## Begin

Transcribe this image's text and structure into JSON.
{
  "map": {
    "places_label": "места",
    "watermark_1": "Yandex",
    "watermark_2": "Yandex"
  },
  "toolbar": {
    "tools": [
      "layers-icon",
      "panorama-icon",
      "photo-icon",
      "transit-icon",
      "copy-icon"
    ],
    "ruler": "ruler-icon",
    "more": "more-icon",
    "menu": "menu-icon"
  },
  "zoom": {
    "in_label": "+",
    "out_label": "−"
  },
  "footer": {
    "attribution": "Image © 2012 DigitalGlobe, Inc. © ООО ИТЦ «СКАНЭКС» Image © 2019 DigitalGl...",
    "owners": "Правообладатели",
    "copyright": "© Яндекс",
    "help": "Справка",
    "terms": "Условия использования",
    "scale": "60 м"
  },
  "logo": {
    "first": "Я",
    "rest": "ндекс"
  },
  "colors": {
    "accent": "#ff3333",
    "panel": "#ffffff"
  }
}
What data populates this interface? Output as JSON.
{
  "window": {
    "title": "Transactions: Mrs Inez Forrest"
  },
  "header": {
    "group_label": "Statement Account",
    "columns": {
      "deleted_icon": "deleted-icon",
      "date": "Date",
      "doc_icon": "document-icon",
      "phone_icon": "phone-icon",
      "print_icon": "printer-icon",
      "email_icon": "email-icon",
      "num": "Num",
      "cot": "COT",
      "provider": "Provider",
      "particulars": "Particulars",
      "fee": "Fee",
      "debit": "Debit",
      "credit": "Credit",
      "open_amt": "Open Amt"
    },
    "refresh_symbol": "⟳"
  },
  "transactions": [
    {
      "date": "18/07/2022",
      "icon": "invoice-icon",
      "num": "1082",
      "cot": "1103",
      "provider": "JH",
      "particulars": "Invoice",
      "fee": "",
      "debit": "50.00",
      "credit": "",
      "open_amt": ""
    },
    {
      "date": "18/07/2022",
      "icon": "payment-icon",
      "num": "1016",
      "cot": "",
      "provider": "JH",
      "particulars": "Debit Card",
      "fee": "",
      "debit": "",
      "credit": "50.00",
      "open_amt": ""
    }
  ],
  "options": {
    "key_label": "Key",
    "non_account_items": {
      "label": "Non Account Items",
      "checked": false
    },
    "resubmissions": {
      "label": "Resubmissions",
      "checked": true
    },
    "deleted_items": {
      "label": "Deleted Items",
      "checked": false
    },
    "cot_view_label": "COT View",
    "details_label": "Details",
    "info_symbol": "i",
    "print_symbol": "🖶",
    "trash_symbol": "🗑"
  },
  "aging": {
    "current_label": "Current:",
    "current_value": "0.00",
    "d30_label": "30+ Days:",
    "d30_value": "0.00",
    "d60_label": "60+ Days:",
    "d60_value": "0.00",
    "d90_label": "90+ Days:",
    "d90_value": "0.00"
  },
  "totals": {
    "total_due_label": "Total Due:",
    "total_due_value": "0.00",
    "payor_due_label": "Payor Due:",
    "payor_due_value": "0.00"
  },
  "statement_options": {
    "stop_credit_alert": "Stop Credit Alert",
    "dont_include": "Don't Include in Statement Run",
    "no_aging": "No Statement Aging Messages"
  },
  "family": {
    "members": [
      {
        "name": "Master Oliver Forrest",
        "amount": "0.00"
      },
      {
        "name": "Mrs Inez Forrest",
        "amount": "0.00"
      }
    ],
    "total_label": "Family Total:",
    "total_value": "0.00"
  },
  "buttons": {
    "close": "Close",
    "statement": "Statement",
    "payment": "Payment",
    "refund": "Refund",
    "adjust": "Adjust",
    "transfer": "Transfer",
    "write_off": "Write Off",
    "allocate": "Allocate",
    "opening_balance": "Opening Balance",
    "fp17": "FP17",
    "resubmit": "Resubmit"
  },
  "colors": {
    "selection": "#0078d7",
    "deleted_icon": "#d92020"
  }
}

## End

Extract all of the material exactly as it is written.

Task solution
Transcribe this image's text and structure into JSON.
{
  "map": {
    "places_label": "места",
    "watermark_1": "Yandex",
    "watermark_2": "Yandex"
  },
  "toolbar": {
    "tools": [
      "layers-icon",
      "panorama-icon",
      "photo-icon",
      "transit-icon",
      "copy-icon"
    ],
    "ruler": "ruler-icon",
    "more": "more-icon",
    "menu": "menu-icon"
  },
  "zoom": {
    "in_label": "+",
    "out_label": "−"
  },
  "footer": {
    "attribution": "Image © 2012 DigitalGlobe, Inc. © ООО ИТЦ «СКАНЭКС» Image © 2019 DigitalGl...",
    "owners": "Правообладатели",
    "copyright": "© Яндекс",
    "help": "Справка",
    "terms": "Условия использования",
    "scale": "60 м"
  },
  "logo": {
    "first": "Я",
    "rest": "ндекс"
  },
  "colors": {
    "accent": "#ff3333",
    "panel": "#ffffff"
  }
}
What data populates this interface? Output as JSON.
{
  "window": {
    "title": "Transactions: Mrs Inez Forrest"
  },
  "header": {
    "group_label": "Statement Account",
    "columns": {
      "deleted_icon": "deleted-icon",
      "date": "Date",
      "doc_icon": "document-icon",
      "phone_icon": "phone-icon",
      "print_icon": "printer-icon",
      "email_icon": "email-icon",
      "num": "Num",
      "cot": "COT",
      "provider": "Provider",
      "particulars": "Particulars",
      "fee": "Fee",
      "debit": "Debit",
      "credit": "Credit",
      "open_amt": "Open Amt"
    },
    "refresh_symbol": "⟳"
  },
  "transactions": [
    {
      "date": "18/07/2022",
      "icon": "invoice-icon",
      "num": "1082",
      "cot": "1103",
      "provider": "JH",
      "particulars": "Invoice",
      "fee": "",
      "debit": "50.00",
      "credit": "",
      "open_amt": ""
    },
    {
      "date": "18/07/2022",
      "icon": "payment-icon",
      "num": "1016",
      "cot": "",
      "provider": "JH",
      "particulars": "Debit Card",
      "fee": "",
      "debit": "",
      "credit": "50.00",
      "open_amt": ""
    }
  ],
  "options": {
    "key_label": "Key",
    "non_account_items": {
      "label": "Non Account Items",
      "checked": false
    },
    "resubmissions": {
      "label": "Resubmissions",
      "checked": true
    },
    "deleted_items": {
      "label": "Deleted Items",
      "checked": false
    },
    "cot_view_label": "COT View",
    "details_label": "Details",
    "info_symbol": "i",
    "print_symbol": "🖶",
    "trash_symbol": "🗑"
  },
  "aging": {
    "current_label": "Current:",
    "current_value": "0.00",
    "d30_label": "30+ Days:",
    "d30_value": "0.00",
    "d60_label": "60+ Days:",
    "d60_value": "0.00",
    "d90_label": "90+ Days:",
    "d90_value": "0.00"
  },
  "totals": {
    "total_due_label": "Total Due:",
    "total_due_value": "0.00",
    "payor_due_label": "Payor Due:",
    "payor_due_value": "0.00"
  },
  "statement_options": {
    "stop_credit_alert": "Stop Credit Alert",
    "dont_include": "Don't Include in Statement Run",
    "no_aging": "No Statement Aging Messages"
  },
  "family": {
    "members": [
      {
        "name": "Master Oliver Forrest",
        "amount": "0.00"
      },
      {
        "name": "Mrs Inez Forrest",
        "amount": "0.00"
      }
    ],
    "total_label": "Family Total:",
    "total_value": "0.00"
  },
  "buttons": {
    "close": "Close",
    "statement": "Statement",
    "payment": "Payment",
    "refund": "Refund",
    "adjust": "Adjust",
    "transfer": "Transfer",
    "write_off": "Write Off",
    "allocate": "Allocate",
    "opening_balance": "Opening Balance",
    "fp17": "FP17",
    "resubmit": "Resubmit"
  },
  "colors": {
    "selection": "#0078d7",
    "deleted_icon": "#d92020"
  }
}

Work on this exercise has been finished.